● Stated exercise
What is the number of lines in the data that hold the string "name"? Reply with that number only.

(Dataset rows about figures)

-*-

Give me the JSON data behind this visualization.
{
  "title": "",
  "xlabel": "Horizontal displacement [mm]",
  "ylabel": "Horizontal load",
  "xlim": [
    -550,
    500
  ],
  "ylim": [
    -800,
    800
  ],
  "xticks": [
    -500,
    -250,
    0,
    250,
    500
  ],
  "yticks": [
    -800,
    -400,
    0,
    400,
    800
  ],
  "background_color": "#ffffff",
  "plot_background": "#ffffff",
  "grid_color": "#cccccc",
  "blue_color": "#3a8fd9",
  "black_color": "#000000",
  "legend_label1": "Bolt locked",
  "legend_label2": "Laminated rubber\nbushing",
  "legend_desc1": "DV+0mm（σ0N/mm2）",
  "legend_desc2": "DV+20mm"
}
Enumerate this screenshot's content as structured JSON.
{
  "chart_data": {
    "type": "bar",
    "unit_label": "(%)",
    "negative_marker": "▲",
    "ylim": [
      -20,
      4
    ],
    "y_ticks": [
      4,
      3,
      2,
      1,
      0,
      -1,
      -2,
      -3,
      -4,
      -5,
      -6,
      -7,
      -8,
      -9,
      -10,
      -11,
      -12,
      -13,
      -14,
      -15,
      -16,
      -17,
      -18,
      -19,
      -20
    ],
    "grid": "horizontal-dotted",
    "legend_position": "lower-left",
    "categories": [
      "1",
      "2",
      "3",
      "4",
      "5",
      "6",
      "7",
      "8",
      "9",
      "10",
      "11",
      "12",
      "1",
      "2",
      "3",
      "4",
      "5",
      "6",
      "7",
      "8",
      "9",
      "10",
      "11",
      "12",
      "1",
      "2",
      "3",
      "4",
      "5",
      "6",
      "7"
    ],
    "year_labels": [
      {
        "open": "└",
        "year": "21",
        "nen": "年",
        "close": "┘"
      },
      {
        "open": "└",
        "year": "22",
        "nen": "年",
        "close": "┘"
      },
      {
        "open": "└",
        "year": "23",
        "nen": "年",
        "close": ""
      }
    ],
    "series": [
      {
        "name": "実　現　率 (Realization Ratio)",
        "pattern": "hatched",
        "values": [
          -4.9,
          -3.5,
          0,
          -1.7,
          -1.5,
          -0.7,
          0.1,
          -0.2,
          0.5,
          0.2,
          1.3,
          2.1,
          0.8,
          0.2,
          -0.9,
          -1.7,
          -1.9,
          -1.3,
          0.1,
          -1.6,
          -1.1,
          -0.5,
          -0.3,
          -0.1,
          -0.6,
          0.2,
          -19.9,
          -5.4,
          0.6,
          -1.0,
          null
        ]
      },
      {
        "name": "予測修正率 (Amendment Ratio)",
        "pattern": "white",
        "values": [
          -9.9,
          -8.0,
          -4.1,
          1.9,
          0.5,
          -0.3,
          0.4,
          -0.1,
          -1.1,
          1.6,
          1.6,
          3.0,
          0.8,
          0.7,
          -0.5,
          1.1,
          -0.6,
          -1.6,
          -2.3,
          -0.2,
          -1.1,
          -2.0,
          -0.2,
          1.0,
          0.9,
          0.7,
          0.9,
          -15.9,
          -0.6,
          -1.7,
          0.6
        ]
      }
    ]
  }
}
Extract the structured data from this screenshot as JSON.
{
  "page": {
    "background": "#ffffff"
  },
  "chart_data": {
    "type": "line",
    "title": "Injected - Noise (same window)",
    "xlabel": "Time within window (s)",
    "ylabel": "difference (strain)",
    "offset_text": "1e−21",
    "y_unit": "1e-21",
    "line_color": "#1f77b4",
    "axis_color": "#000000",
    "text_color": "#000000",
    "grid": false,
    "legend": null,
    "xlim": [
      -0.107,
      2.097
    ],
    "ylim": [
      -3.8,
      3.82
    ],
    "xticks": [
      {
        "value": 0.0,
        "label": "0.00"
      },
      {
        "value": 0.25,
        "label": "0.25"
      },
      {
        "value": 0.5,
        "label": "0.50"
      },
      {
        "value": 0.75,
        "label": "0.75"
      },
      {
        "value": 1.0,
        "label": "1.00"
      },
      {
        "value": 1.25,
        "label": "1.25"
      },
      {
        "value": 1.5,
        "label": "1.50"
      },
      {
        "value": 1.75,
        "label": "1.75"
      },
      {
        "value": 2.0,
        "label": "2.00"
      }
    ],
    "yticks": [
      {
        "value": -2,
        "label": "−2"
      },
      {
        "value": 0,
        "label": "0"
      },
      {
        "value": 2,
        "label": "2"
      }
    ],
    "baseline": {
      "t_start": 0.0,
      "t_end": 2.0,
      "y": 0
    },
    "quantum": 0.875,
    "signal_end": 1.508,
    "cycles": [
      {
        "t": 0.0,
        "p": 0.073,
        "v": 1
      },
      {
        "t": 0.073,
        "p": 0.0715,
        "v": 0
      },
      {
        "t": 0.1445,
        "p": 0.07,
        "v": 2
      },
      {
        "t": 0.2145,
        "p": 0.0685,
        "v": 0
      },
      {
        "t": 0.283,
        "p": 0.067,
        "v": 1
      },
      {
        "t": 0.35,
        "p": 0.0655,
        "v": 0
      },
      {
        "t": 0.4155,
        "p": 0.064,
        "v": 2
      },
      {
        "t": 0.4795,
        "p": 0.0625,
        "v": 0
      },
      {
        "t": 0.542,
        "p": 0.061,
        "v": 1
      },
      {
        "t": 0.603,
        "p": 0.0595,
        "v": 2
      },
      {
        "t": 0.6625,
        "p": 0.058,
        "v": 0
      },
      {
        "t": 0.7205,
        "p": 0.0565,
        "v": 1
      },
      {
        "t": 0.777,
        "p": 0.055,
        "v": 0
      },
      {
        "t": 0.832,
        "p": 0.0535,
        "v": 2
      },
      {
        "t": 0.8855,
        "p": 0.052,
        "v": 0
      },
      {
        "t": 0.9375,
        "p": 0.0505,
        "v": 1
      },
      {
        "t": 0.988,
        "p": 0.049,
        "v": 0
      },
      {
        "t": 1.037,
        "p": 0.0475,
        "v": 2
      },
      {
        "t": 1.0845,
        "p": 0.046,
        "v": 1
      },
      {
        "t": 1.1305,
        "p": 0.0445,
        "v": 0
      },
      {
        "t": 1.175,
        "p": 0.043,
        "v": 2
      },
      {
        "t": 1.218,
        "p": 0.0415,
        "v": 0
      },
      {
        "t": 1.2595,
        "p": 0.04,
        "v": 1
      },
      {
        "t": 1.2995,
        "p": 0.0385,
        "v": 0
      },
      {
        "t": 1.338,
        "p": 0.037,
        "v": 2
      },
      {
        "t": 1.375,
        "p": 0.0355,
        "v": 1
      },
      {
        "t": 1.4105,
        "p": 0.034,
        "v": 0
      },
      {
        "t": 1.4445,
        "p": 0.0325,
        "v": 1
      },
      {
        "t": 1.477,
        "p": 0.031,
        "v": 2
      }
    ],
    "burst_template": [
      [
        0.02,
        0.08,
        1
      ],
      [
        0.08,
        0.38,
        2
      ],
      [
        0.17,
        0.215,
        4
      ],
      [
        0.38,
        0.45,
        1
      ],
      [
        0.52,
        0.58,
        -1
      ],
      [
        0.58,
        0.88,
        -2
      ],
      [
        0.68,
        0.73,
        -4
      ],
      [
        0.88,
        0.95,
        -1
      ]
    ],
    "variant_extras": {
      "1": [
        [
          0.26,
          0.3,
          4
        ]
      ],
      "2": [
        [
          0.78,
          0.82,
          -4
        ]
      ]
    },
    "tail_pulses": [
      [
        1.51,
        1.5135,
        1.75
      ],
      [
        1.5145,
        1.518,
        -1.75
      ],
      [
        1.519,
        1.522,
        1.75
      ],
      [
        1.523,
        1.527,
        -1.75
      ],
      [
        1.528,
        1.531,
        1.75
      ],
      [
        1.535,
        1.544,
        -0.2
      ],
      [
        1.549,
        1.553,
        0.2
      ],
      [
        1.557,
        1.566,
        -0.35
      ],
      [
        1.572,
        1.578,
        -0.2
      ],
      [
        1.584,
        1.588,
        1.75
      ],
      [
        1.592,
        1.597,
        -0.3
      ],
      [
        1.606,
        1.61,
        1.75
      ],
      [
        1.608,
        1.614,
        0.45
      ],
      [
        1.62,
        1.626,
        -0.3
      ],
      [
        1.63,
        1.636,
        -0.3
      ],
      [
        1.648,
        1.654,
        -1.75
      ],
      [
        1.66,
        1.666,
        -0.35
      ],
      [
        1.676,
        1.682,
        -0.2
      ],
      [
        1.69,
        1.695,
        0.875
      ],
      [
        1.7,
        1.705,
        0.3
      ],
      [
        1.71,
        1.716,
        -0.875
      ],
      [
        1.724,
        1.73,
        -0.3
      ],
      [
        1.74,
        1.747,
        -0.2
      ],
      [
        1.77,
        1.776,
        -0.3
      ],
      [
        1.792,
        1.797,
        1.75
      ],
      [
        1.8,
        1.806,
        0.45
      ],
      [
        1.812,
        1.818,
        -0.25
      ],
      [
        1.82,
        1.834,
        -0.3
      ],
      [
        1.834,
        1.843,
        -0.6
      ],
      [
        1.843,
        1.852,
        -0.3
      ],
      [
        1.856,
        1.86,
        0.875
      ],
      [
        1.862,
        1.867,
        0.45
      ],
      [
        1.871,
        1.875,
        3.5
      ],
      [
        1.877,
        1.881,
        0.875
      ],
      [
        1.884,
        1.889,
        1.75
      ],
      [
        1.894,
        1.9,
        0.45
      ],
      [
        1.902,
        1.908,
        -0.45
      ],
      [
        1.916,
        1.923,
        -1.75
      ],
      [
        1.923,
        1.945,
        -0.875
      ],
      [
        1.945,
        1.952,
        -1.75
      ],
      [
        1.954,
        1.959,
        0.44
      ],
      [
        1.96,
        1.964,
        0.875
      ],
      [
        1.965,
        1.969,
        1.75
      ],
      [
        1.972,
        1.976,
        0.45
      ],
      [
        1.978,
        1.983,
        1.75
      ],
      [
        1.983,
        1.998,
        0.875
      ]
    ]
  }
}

-*-

● In response
2